▸ Provided records:
--

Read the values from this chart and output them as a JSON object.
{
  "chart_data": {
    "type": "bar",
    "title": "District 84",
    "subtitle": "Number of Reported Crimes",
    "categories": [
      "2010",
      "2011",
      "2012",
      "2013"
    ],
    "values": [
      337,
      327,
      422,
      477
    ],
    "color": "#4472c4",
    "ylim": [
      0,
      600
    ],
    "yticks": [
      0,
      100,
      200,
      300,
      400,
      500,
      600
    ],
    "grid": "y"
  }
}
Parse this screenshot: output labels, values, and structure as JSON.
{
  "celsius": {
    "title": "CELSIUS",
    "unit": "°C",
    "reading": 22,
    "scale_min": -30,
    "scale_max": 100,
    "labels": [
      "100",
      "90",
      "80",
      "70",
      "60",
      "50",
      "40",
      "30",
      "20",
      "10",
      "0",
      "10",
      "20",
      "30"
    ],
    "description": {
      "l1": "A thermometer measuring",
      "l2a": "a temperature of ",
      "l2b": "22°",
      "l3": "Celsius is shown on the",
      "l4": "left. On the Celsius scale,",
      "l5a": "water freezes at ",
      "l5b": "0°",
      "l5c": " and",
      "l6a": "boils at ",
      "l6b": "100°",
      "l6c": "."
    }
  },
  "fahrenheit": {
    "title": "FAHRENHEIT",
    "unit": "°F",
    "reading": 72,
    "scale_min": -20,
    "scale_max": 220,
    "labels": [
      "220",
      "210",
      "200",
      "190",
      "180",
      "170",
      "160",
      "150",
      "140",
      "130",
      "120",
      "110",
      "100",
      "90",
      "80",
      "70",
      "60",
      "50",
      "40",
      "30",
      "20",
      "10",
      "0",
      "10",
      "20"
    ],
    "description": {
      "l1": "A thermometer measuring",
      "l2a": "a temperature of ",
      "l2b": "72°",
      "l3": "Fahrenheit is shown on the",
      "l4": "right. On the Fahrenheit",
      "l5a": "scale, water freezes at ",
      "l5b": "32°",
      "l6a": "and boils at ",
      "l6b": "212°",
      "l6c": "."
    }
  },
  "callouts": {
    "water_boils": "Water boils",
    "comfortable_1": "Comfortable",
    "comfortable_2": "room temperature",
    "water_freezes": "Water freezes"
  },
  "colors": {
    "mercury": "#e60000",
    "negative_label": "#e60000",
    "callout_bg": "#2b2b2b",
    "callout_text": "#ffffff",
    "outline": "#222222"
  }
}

--

▸ Directions for this task:
Find the lines with the string "output" and reproduce them.

▸ Correct answer:
Read the values from this chart and output them as a JSON object.
Parse this screenshot: output labels, values, and structure as JSON.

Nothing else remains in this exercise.